(Exercise passage begins)
EvoloPy v4.0 Refinements

Version 4.0 introduced several improvements:

• Consistent bounds handling (lists instead of scalars)
• Organized output folders with better structure
• Direct access to best fitness scores
• Enhanced visualization and statistics
• Improved handling of multiple runs

For details on v4.0 improvements, see changes_v4.md.

Parallel Processing System (v3.0)

The parallel processing system in v3.0 was implemented by Jaber Jaber (@jaberjaber23), providing:

• Dramatic Performance Improvements: Up to 20x speedup on large tasks
• Multi-platform Support: Utilizes both CPU cores and CUDA GPUs
• Smart Hardware Detection: Automatically configures optimal settings
• Improved Scalability: Handles much larger optimization problems
• Excellent Developer Experience: Simple API with automatic backend selection

For details on Jaber's parallel processing implementation, see changes_v3.md.
(Exercise passage ends)
(Source material begins)
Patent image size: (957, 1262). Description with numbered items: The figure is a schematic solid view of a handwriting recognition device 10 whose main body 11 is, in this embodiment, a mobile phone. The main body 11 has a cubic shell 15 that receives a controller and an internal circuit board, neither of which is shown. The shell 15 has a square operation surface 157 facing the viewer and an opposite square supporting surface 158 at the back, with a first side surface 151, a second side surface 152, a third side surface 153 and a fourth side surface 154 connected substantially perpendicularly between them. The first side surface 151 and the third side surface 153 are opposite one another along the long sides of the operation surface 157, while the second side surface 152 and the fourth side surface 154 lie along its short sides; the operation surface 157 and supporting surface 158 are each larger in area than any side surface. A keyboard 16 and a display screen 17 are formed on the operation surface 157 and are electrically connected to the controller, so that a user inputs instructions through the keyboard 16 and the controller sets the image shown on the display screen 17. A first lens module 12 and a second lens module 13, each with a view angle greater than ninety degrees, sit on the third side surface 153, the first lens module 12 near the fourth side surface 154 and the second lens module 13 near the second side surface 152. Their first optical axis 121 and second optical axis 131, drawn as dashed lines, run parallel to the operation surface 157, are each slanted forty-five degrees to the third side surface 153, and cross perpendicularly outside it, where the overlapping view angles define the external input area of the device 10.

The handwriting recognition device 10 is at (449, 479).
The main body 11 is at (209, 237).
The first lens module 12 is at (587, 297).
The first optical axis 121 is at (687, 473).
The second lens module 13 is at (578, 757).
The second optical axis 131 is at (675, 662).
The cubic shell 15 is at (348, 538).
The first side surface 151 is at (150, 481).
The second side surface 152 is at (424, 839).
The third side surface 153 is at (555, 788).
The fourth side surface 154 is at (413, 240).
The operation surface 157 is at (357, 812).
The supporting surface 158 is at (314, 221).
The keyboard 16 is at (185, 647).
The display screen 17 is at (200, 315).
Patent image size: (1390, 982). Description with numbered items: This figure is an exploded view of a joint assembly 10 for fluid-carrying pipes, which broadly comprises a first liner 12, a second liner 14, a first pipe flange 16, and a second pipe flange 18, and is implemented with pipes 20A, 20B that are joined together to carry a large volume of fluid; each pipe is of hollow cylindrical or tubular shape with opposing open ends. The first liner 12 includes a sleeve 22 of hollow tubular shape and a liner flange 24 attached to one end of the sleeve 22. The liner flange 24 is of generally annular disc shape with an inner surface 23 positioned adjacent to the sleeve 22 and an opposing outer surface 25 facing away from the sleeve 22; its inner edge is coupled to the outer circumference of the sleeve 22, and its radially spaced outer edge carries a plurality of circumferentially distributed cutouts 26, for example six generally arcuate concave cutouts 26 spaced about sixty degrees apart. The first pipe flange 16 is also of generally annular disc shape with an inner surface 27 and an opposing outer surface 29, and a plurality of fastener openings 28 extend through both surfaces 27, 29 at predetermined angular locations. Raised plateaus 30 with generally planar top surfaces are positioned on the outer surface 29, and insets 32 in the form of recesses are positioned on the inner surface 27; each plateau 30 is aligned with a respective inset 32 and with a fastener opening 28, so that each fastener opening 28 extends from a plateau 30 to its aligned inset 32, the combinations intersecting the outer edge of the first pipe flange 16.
(Source material ends)
§ Work instruction 1
Reproduce verbatim everything in the EvoloPy passage from "Parallel Processing System (v3.0)" down to "implementation, see changes_v3.md.".
§ Work instruction 2
In the EvoloPy passage, who implemented the v3.0 parallel processing system?
Work from the EvoloPy passage alone and leave the rows aside.

§ Written answer 1
Parallel Processing System (v3.0)

The parallel processing system in v3.0 was implemented by Jaber Jaber (@jaberjaber23), providing:

• Dramatic Performance Improvements: Up to 20x speedup on large tasks
• Multi-platform Support: Utilizes both CPU cores and CUDA GPUs
• Smart Hardware Detection: Automatically configures optimal settings
• Improved Scalability: Handles much larger optimization problems
• Excellent Developer Experience: Simple API with automatic backend selection

For details on Jaber's parallel processing implementation, see changes_v3.md.

§ Written answer 2
Jaber Jaber (@jaberjaber23)